## Stated task:
List all the lines in these records that hold "para".

::: Data for this exercise

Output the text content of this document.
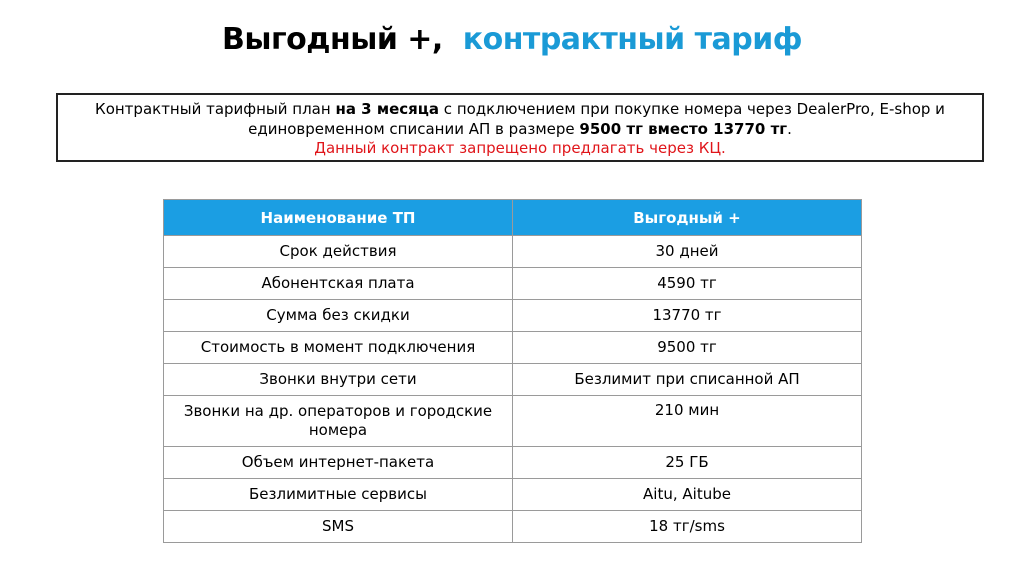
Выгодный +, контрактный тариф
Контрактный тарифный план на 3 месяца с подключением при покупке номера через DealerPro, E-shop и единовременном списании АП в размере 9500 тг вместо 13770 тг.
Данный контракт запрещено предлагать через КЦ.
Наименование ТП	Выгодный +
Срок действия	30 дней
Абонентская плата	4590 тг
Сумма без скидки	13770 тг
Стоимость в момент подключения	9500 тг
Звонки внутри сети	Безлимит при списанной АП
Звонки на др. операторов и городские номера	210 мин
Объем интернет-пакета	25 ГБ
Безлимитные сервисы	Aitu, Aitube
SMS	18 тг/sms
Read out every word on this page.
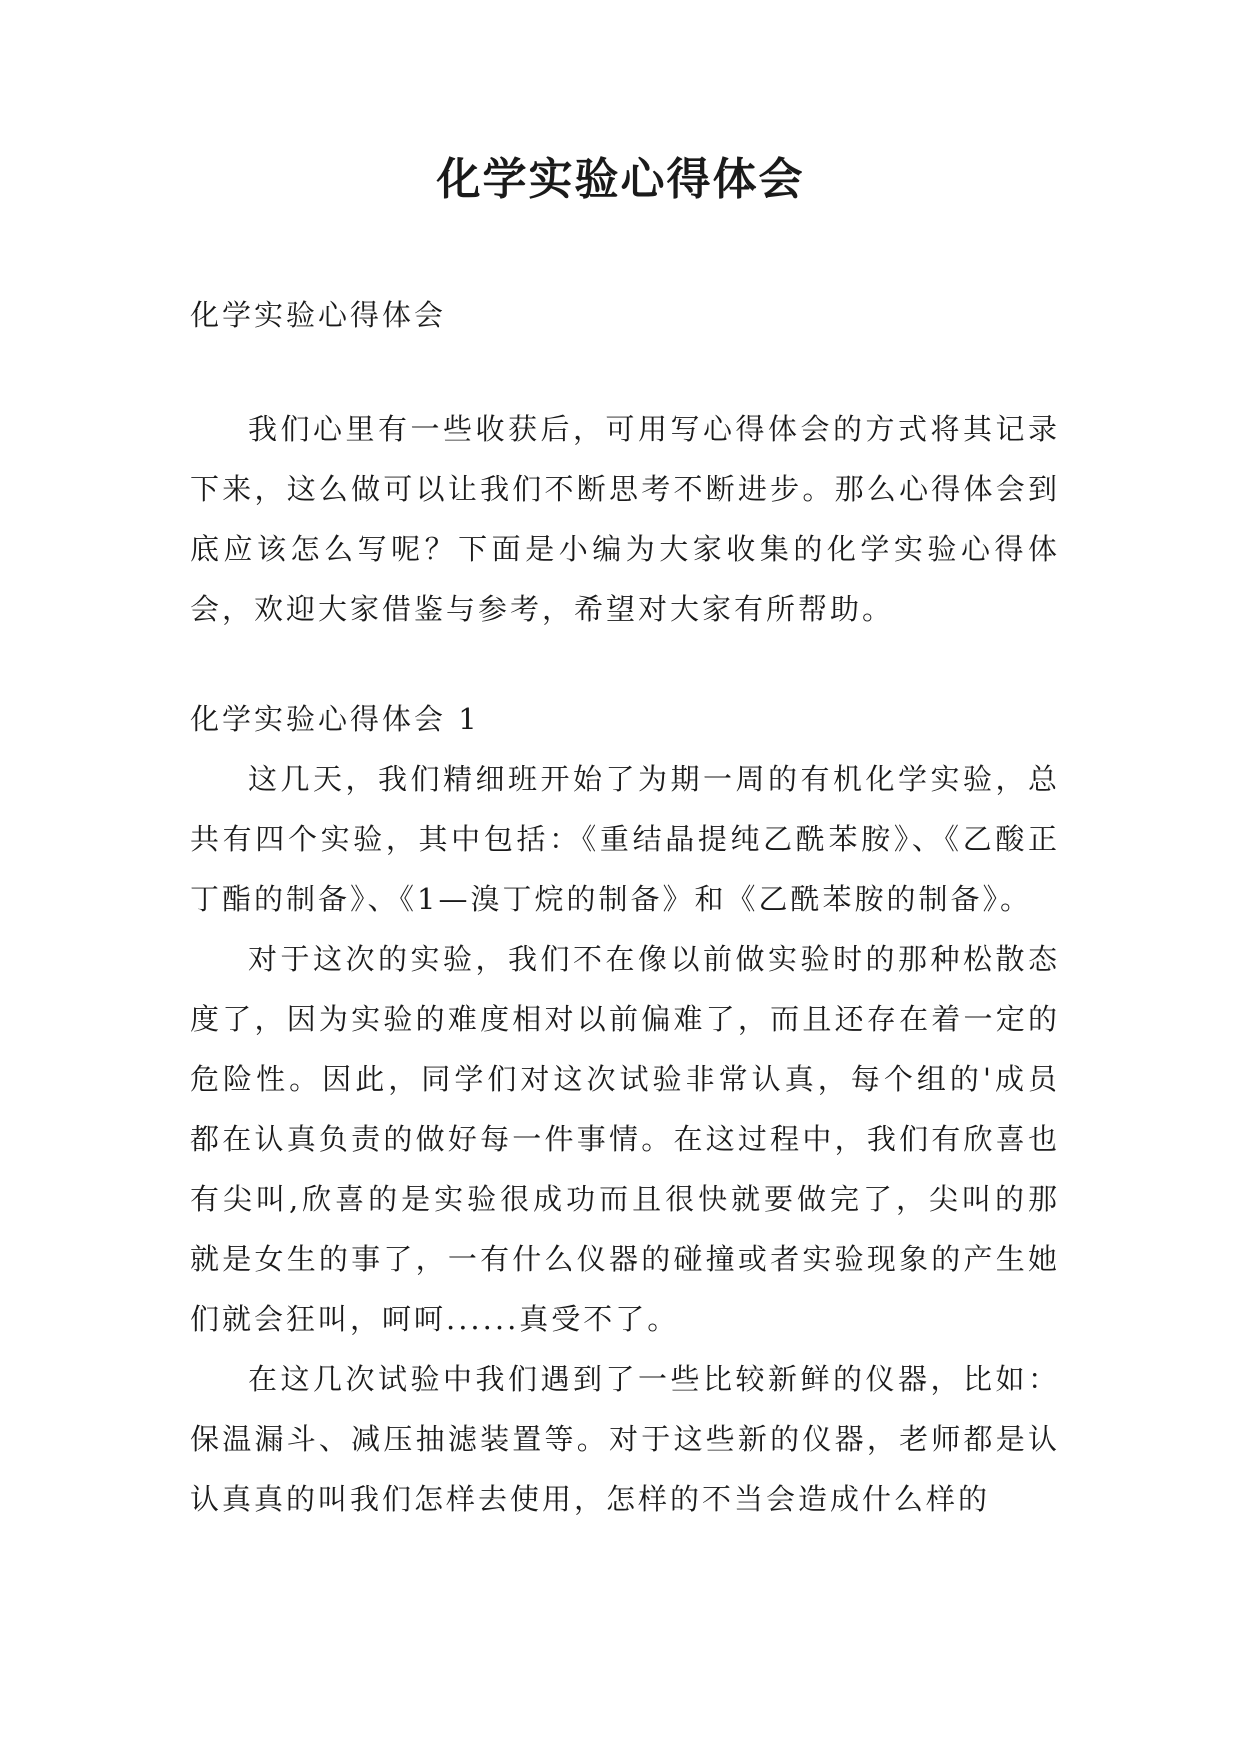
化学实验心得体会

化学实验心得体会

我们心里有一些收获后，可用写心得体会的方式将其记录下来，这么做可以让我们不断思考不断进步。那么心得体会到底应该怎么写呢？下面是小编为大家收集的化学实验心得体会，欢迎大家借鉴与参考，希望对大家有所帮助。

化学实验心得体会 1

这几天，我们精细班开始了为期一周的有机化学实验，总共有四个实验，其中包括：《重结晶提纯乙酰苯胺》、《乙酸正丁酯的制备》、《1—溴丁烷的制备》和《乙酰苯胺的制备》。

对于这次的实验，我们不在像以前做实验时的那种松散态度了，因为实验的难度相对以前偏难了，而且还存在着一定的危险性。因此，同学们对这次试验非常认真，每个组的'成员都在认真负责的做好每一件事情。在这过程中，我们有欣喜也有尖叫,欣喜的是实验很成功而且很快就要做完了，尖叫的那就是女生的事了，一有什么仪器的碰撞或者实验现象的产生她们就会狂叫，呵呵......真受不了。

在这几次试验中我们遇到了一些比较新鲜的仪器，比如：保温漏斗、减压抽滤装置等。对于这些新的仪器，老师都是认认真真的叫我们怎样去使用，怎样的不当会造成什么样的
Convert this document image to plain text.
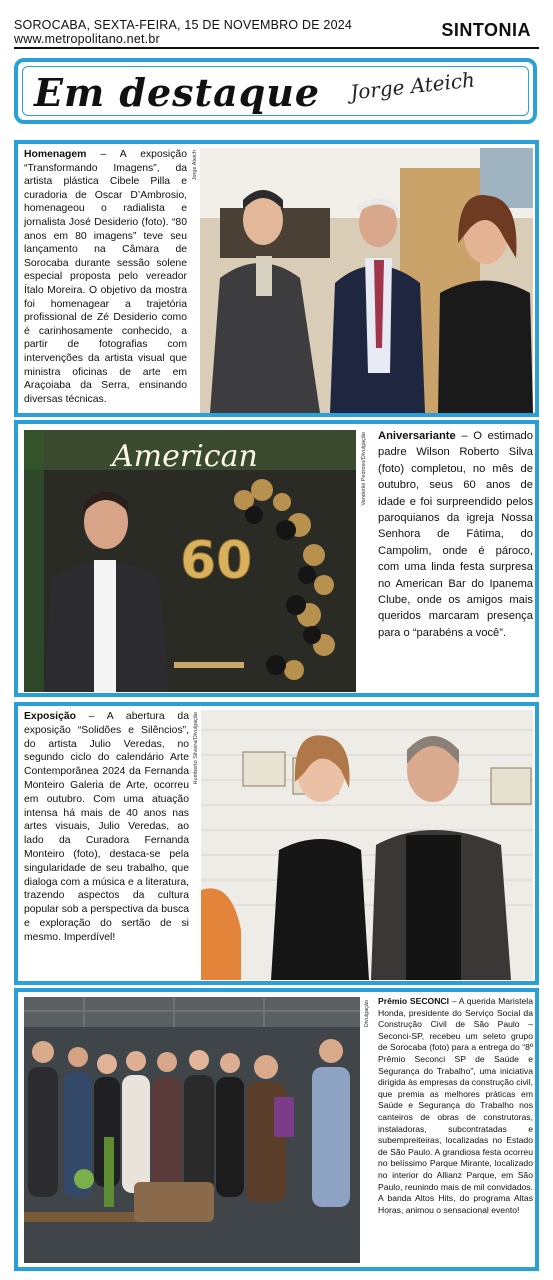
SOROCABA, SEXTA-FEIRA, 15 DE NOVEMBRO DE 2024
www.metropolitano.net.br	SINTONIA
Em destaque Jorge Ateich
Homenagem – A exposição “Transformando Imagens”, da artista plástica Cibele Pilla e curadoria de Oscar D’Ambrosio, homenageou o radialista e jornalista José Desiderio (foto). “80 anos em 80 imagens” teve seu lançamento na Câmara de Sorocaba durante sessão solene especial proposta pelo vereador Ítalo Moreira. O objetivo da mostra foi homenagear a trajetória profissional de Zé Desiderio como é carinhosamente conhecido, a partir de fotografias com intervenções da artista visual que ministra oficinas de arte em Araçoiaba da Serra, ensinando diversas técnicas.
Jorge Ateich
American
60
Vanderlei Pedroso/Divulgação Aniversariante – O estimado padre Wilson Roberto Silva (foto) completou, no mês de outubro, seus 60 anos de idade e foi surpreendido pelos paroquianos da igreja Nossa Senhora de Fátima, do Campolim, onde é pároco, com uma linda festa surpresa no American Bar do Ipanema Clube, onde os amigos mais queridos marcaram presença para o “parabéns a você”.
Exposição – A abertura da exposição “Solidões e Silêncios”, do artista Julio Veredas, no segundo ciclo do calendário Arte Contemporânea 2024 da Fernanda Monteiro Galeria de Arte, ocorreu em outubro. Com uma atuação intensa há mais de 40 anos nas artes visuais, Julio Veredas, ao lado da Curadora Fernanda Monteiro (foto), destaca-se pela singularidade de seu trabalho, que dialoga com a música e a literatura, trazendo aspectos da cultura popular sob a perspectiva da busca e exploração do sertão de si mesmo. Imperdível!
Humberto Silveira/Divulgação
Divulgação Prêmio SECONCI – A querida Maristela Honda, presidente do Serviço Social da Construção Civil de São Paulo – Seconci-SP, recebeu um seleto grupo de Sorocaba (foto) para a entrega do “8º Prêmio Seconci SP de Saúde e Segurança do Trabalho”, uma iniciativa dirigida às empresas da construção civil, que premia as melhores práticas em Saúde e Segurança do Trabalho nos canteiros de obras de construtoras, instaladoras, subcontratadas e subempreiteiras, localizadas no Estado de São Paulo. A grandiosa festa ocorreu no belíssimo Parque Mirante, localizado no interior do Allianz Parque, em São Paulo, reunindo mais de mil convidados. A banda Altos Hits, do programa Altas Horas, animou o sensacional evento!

::::::

## Answer below:
Vanderlei Pedroso/Divulgação Aniversariante – O estimado padre Wilson Roberto Silva (foto) completou, no mês de outubro, seus 60 anos de idade e foi surpreendido pelos paroquianos da igreja Nossa Senhora de Fátima, do Campolim, onde é pároco, com uma linda festa surpresa no American Bar do Ipanema Clube, onde os amigos mais queridos marcaram presença para o “parabéns a você”.
Divulgação Prêmio SECONCI – A querida Maristela Honda, presidente do Serviço Social da Construção Civil de São Paulo – Seconci-SP, recebeu um seleto grupo de Sorocaba (foto) para a entrega do “8º Prêmio Seconci SP de Saúde e Segurança do Trabalho”, uma iniciativa dirigida às empresas da construção civil, que premia as melhores práticas em Saúde e Segurança do Trabalho nos canteiros de obras de construtoras, instaladoras, subcontratadas e subempreiteiras, localizadas no Estado de São Paulo. A grandiosa festa ocorreu no belíssimo Parque Mirante, localizado no interior do Allianz Parque, em São Paulo, reunindo mais de mil convidados. A banda Altos Hits, do programa Altas Horas, animou o sensacional evento!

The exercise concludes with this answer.